[EXERCISE BRIEF]
Isolate every line in the records below with "резервирования" in it.

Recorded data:

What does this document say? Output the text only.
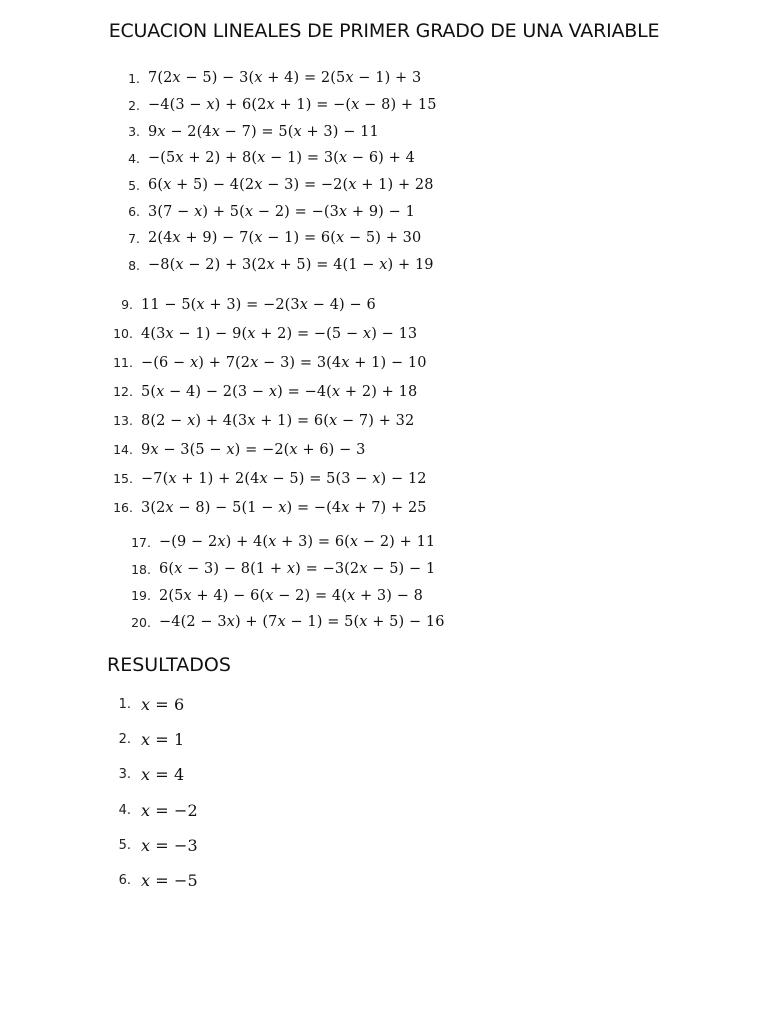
ECUACION LINEALES DE PRIMER GRADO DE UNA VARIABLE
1. 7(2x − 5) − 3(x + 4) = 2(5x − 1) + 3
2. −4(3 − x) + 6(2x + 1) = −(x − 8) + 15
3. 9x − 2(4x − 7) = 5(x + 3) − 11
4. −(5x + 2) + 8(x − 1) = 3(x − 6) + 4
5. 6(x + 5) − 4(2x − 3) = −2(x + 1) + 28
6. 3(7 − x) + 5(x − 2) = −(3x + 9) − 1
7. 2(4x + 9) − 7(x − 1) = 6(x − 5) + 30
8. −8(x − 2) + 3(2x + 5) = 4(1 − x) + 19
9. 11 − 5(x + 3) = −2(3x − 4) − 6
10. 4(3x − 1) − 9(x + 2) = −(5 − x) − 13
11. −(6 − x) + 7(2x − 3) = 3(4x + 1) − 10
12. 5(x − 4) − 2(3 − x) = −4(x + 2) + 18
13. 8(2 − x) + 4(3x + 1) = 6(x − 7) + 32
14. 9x − 3(5 − x) = −2(x + 6) − 3
15. −7(x + 1) + 2(4x − 5) = 5(3 − x) − 12
16. 3(2x − 8) − 5(1 − x) = −(4x + 7) + 25
17. −(9 − 2x) + 4(x + 3) = 6(x − 2) + 11
18. 6(x − 3) − 8(1 + x) = −3(2x − 5) − 1
19. 2(5x + 4) − 6(x − 2) = 4(x + 3) − 8
20. −4(2 − 3x) + (7x − 1) = 5(x + 5) − 16
RESULTADOS
1. x = 6
2. x = 1
3. x = 4
4. x = −2
5. x = −3
6. x = −5
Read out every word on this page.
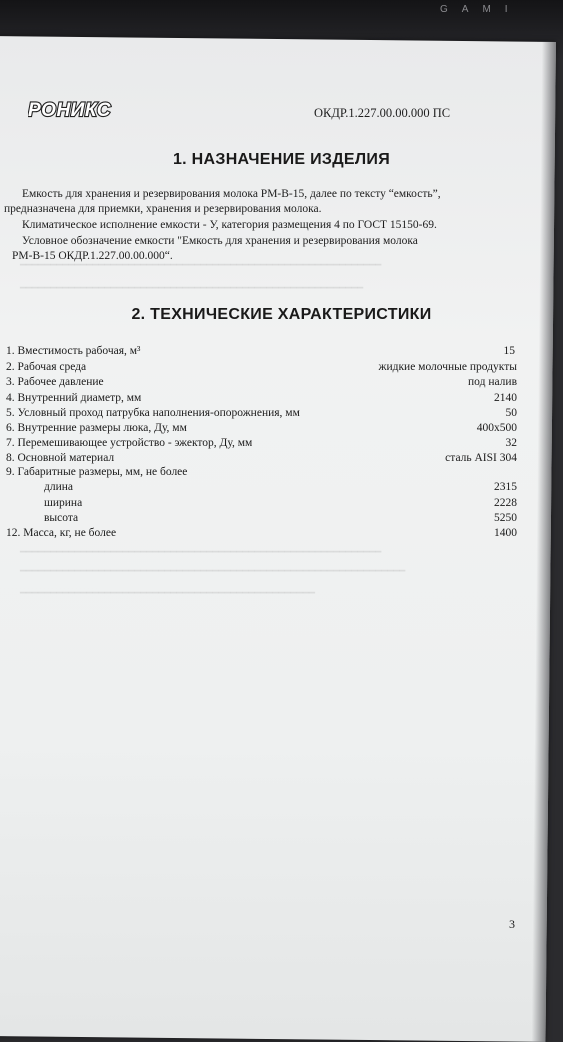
GAMI
РОНИКС	ОКДР.1.227.00.00.000 ПС
1. НАЗНАЧЕНИЕ ИЗДЕЛИЯ
Емкость для хранения и резервирования молока РМ-В-15, далее по тексту “емкость”,
предназначена для приемки, хранения и резервирования молока.
Климатическое исполнение емкости - У, категория размещения 4 по ГОСТ 15150-69.
Условное обозначение емкости "Емкость для хранения и резервирования молока
РМ-В-15 ОКДР.1.227.00.00.000“.
2. ТЕХНИЧЕСКИЕ ХАРАКТЕРИСТИКИ
1. Вместимость рабочая, м³	15
2. Рабочая среда	жидкие молочные продукты
3. Рабочее давление	под налив
4. Внутренний диаметр, мм	2140
5. Условный проход патрубка наполнения-опорожнения, мм	50
6. Внутренние размеры люка, Ду, мм	400x500
7. Перемешивающее устройство - эжектор, Ду, мм	32
8. Основной материал	сталь AISI 304
9. Габаритные размеры, мм, не более
длина	2315
ширина	2228
высота	5250
12. Масса, кг, не более	1400
━━━━━━━━━━━━━━━━━━━━━━━━━━━━━━━━━━━━━━━━━━━━━━━━━━━━━━━━━━━━
━━━━━━━━━━━━━━━━━━━━━━━━━━━━━━━━━━━━━━━━━━━━━━━━━━━━━━━━━
━━━━━━━━━━━━━━━━━━━━━━━━━━━━━━━━━━━━━━━━━━━━━━━━━━━━━━━━━━━━
━━━━━━━━━━━━━━━━━━━━━━━━━━━━━━━━━━━━━━━━━━━━━━━━━━━━━━━━━━━━━━━━
━━━━━━━━━━━━━━━━━━━━━━━━━━━━━━━━━━━━━━━━━━━━━━━━━
3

[OUTPUT OF THE TASK]
Емкость для хранения и резервирования молока РМ-В-15, далее по тексту “емкость”,
предназначена для приемки, хранения и резервирования молока.
Условное обозначение емкости "Емкость для хранения и резервирования молока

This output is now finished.